++++ The input ++++
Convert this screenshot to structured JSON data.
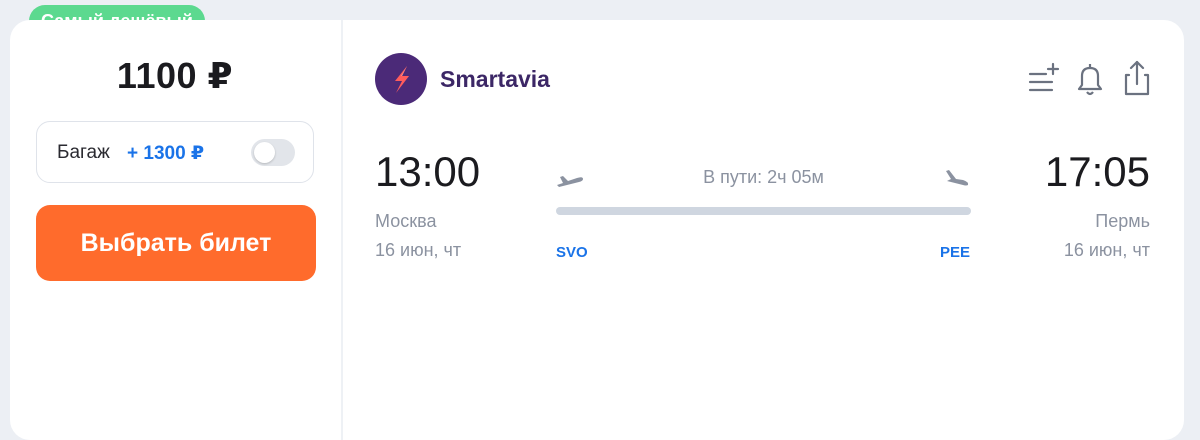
{
  "badge": {
    "label": "Самый дешёвый",
    "color": "#5cd98f"
  },
  "price": {
    "value": "1100 ₽"
  },
  "baggage": {
    "label": "Багаж",
    "price": "+ 1300 ₽",
    "toggle_on": false
  },
  "buy_button": {
    "label": "Выбрать билет",
    "color": "#ff6b2c"
  },
  "airline": {
    "name": "Smartavia",
    "logo_color": "#4b2a78"
  },
  "actions": {
    "icons": [
      "add-to-list-icon",
      "bell-icon",
      "share-icon"
    ]
  },
  "flight": {
    "duration": "В пути: 2ч 05м",
    "departure": {
      "time": "13:00",
      "city": "Москва",
      "date": "16 июн, чт",
      "iata": "SVO"
    },
    "arrival": {
      "time": "17:05",
      "city": "Пермь",
      "date": "16 июн, чт",
      "iata": "PEE"
    }
  }
}
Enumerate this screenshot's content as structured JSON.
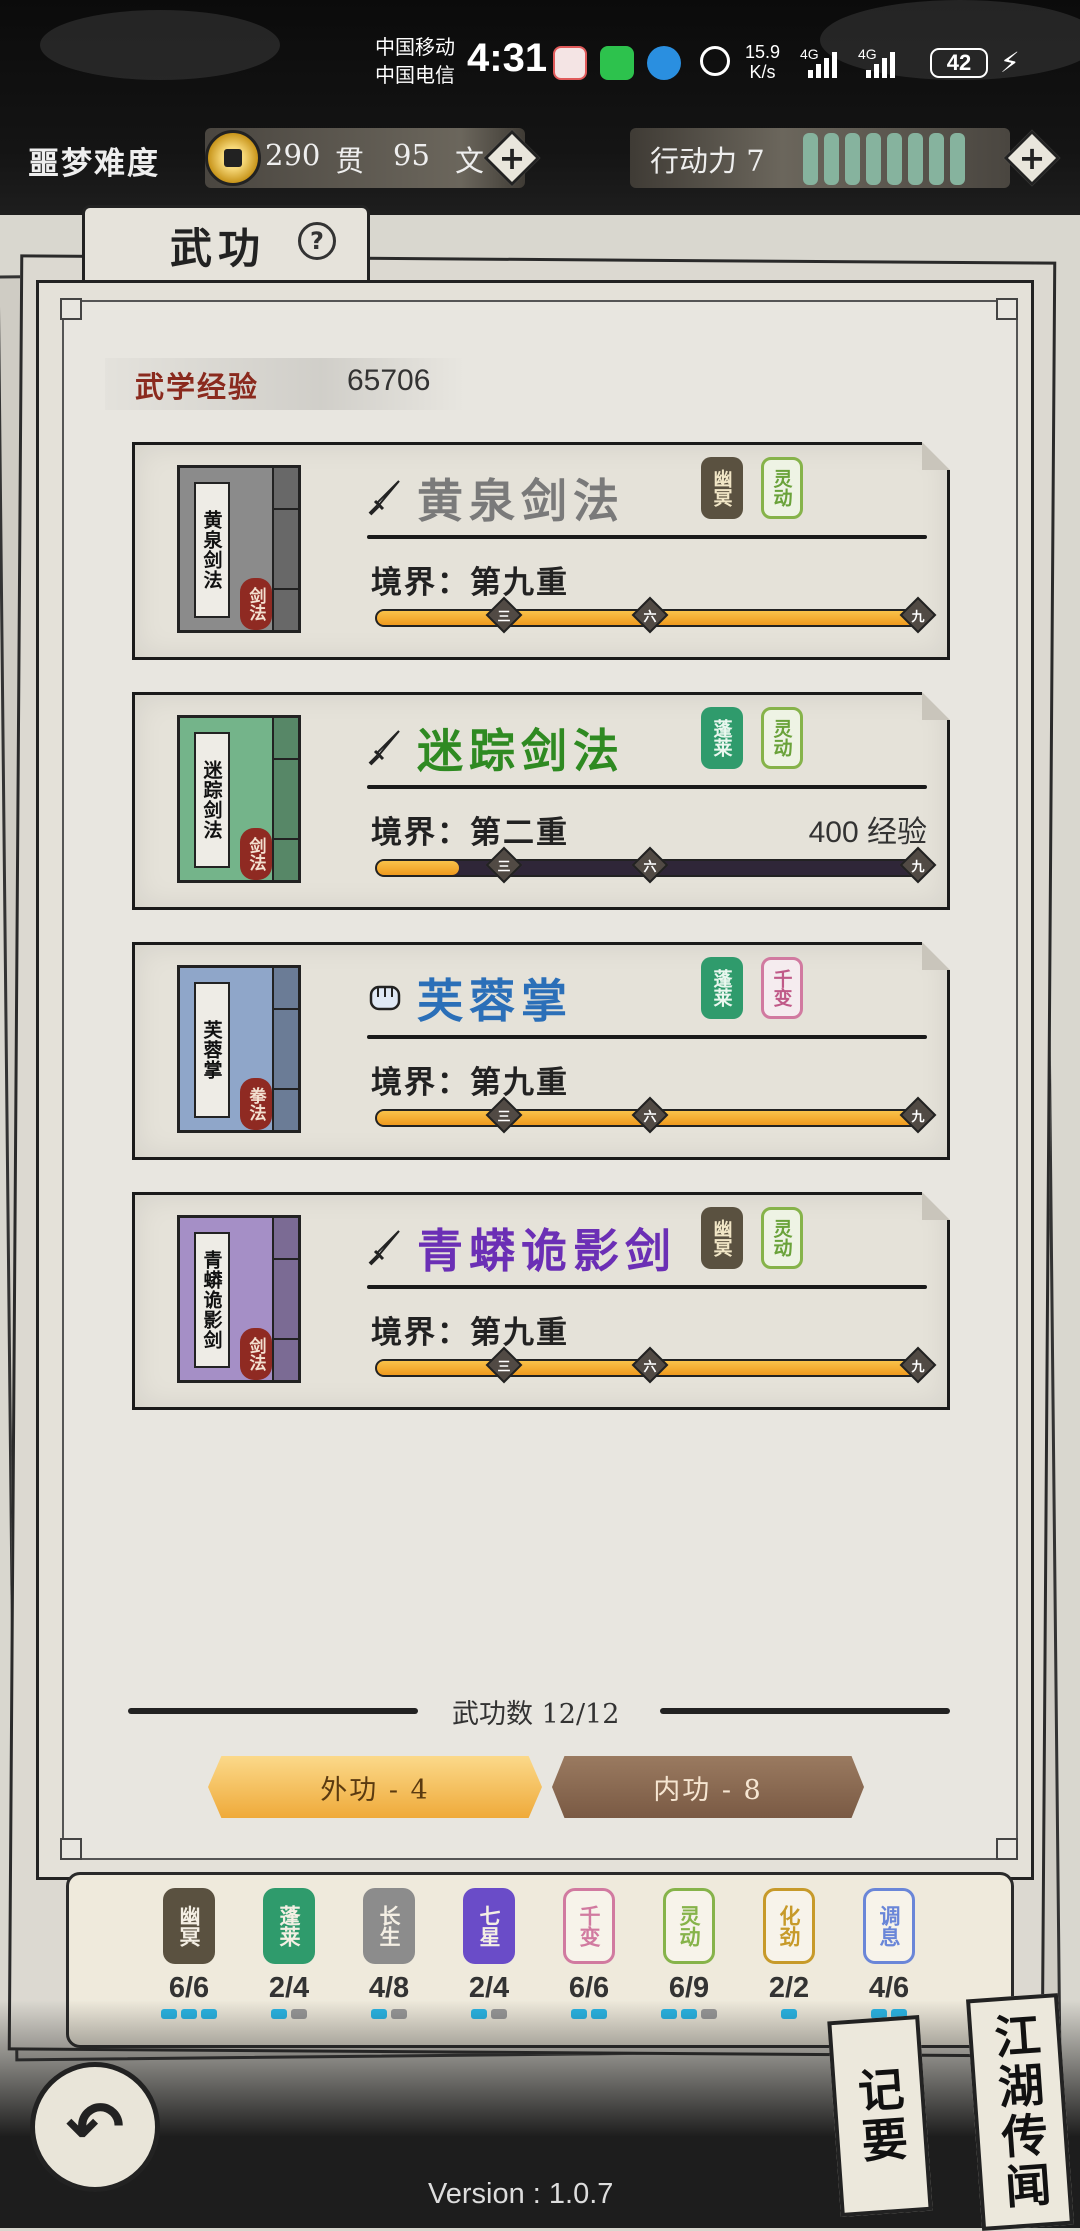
++++
Aim of the task: Write the records out once more, exactly as they appear, with no pictures.

Correct result:
Convert this screenshot to structured JSON data.
{
  "badge": {
    "label": "Самый дешёвый",
    "color": "#5cd98f"
  },
  "price": {
    "value": "1100 ₽"
  },
  "baggage": {
    "label": "Багаж",
    "price": "+ 1300 ₽",
    "toggle_on": false
  },
  "buy_button": {
    "label": "Выбрать билет",
    "color": "#ff6b2c"
  },
  "airline": {
    "name": "Smartavia",
    "logo_color": "#4b2a78"
  },
  "actions": {
    "icons": [
      "add-to-list-icon",
      "bell-icon",
      "share-icon"
    ]
  },
  "flight": {
    "duration": "В пути: 2ч 05м",
    "departure": {
      "time": "13:00",
      "city": "Москва",
      "date": "16 июн, чт",
      "iata": "SVO"
    },
    "arrival": {
      "time": "17:05",
      "city": "Пермь",
      "date": "16 июн, чт",
      "iata": "PEE"
    }
  }
}
Enumerate this screenshot's content as structured JSON.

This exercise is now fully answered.